> [EXERCISE DETAILS]: Where a line holds the string "toute", return that line.

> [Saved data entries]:
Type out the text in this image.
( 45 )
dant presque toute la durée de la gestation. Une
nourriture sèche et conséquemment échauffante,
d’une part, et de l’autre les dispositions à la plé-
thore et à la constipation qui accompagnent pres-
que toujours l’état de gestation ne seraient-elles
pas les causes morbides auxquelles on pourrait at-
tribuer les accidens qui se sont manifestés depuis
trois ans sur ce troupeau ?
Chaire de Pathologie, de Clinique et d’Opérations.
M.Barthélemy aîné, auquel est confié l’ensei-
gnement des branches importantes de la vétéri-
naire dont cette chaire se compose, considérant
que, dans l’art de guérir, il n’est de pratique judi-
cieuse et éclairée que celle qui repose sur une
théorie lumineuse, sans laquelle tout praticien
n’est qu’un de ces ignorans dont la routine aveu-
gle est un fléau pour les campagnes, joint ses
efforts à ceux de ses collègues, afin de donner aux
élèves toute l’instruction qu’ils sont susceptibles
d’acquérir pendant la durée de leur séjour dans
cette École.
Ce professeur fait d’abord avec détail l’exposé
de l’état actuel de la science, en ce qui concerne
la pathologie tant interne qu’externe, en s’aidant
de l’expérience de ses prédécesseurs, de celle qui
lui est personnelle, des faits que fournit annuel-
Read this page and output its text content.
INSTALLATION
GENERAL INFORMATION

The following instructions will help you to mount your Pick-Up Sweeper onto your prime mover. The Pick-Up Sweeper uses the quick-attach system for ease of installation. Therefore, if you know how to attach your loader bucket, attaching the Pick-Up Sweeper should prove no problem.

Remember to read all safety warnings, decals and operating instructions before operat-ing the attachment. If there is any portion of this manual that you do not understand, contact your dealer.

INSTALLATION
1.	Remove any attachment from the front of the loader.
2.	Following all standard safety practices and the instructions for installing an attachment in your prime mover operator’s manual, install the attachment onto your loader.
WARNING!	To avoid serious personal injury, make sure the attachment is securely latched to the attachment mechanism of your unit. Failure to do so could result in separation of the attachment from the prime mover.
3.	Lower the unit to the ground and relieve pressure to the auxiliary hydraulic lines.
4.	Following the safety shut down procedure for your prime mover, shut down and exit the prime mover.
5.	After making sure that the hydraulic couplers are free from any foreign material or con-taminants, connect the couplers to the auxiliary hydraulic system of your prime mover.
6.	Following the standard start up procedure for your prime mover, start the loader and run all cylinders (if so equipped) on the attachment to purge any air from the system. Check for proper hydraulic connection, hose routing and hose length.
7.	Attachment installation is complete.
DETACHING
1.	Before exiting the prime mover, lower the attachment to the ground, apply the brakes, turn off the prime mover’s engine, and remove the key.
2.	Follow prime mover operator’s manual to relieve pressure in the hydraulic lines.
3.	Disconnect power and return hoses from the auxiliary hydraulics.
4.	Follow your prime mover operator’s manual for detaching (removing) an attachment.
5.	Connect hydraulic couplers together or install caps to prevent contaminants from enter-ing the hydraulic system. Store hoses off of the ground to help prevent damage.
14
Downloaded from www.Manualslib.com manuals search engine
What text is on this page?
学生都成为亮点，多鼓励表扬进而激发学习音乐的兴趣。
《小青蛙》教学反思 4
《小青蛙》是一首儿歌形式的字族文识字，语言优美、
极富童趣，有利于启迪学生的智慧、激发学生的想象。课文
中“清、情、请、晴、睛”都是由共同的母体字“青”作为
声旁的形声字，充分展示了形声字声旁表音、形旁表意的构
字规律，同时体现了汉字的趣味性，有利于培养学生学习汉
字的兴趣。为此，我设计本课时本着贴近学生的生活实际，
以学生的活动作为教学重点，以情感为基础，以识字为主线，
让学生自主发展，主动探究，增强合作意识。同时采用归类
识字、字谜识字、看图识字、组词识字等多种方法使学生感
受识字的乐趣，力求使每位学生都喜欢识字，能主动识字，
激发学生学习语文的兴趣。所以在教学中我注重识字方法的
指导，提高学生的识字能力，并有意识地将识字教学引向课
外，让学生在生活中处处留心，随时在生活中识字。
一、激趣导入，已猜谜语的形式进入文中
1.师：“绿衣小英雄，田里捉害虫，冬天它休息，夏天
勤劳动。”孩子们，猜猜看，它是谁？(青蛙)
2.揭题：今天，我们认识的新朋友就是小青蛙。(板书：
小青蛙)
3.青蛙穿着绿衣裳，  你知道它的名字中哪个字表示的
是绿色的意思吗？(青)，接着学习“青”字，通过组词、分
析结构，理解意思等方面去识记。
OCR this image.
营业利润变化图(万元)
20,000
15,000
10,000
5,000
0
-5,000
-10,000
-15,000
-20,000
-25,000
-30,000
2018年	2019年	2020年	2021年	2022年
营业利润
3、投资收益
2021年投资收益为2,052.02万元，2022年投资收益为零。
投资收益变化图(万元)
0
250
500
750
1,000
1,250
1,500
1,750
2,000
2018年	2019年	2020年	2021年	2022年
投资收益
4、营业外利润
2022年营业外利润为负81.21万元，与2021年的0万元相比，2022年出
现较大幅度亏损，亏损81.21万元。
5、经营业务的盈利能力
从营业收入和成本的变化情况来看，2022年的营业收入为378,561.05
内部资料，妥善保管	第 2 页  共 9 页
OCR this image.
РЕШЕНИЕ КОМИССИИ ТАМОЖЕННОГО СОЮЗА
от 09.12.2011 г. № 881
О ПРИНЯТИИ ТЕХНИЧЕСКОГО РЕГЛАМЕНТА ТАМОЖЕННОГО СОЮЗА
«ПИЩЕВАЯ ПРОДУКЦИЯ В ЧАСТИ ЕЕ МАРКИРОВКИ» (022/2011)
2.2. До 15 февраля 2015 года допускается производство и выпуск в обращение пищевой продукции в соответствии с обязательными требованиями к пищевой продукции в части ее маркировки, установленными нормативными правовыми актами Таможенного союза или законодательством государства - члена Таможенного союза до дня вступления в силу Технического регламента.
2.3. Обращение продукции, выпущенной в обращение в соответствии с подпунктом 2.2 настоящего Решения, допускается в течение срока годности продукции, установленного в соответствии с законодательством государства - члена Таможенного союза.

> [RIGHT ANSWER]:
dant presque toute la durée de la gestation. Une
élèves toute l’instruction qu’ils sont susceptibles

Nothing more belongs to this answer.